Exercise task => Find the lines that include the string "same" and report how many there are. Give no other text.
++++ Excerpted records ++++
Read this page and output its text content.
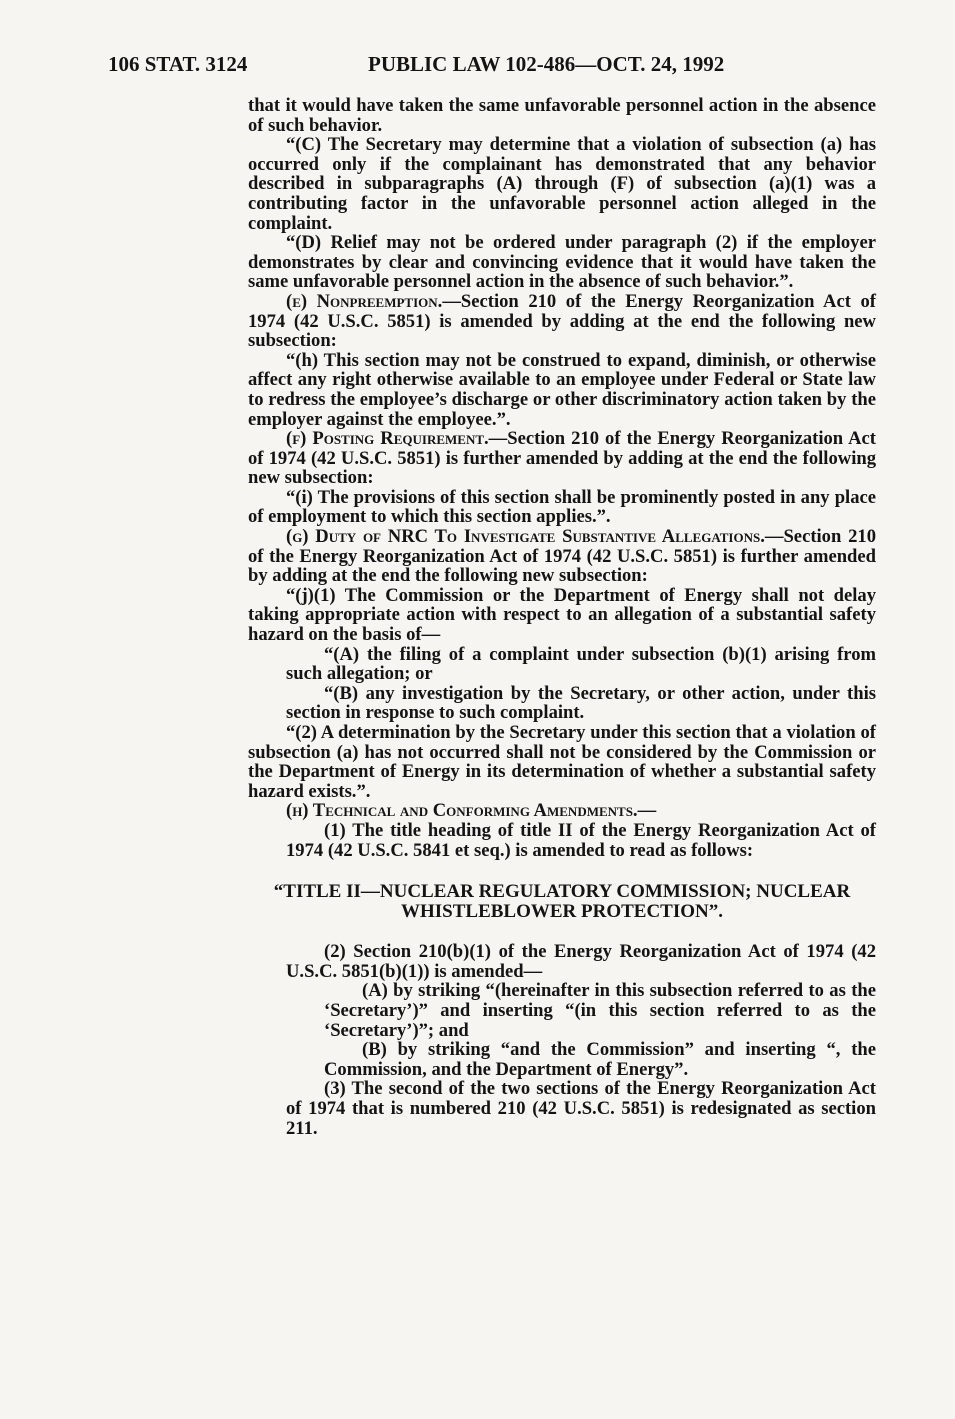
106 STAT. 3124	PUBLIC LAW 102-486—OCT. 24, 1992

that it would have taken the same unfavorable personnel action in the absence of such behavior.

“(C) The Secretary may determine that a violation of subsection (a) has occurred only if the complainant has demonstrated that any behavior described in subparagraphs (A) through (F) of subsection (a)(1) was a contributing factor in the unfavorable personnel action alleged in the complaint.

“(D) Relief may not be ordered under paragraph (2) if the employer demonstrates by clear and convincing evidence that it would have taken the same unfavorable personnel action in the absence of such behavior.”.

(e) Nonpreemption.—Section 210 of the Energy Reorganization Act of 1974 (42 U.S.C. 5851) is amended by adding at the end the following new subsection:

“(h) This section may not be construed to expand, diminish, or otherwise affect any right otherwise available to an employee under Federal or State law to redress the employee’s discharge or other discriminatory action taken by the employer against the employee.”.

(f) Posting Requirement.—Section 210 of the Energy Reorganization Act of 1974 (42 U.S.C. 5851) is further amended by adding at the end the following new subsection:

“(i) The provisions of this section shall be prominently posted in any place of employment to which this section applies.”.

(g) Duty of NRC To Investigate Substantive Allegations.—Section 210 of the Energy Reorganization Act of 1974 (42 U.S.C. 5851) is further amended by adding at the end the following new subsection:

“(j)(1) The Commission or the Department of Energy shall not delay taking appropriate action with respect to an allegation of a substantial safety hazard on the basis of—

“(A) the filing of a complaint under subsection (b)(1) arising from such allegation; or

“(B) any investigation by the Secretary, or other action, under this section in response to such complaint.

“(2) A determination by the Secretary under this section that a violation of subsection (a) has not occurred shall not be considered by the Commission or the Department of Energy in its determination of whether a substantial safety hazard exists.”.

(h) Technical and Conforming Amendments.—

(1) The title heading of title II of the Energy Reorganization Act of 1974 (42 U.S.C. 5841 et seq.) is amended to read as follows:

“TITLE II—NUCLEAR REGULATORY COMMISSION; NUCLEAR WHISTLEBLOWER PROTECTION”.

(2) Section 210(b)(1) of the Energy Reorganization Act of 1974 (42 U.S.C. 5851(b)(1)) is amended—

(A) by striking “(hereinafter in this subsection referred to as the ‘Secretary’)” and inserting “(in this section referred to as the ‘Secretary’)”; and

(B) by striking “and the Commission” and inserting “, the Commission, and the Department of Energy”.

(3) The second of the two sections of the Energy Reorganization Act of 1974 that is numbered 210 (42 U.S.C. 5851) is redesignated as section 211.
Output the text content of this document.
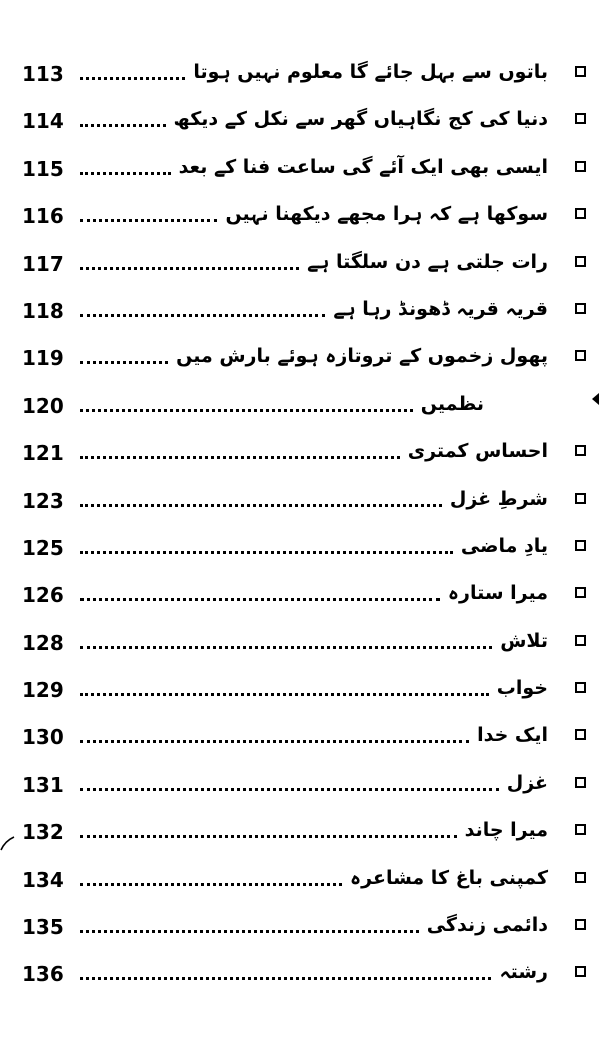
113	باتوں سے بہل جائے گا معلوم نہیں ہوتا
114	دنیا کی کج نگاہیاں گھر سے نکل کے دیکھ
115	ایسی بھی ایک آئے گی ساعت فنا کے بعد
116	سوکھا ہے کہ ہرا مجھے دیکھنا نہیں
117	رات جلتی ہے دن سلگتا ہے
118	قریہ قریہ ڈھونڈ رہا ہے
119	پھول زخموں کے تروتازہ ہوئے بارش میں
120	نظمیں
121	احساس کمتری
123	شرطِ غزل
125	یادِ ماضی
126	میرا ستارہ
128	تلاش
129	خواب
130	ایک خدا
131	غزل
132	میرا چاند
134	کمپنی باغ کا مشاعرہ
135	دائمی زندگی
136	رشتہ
++++
Answer below => 2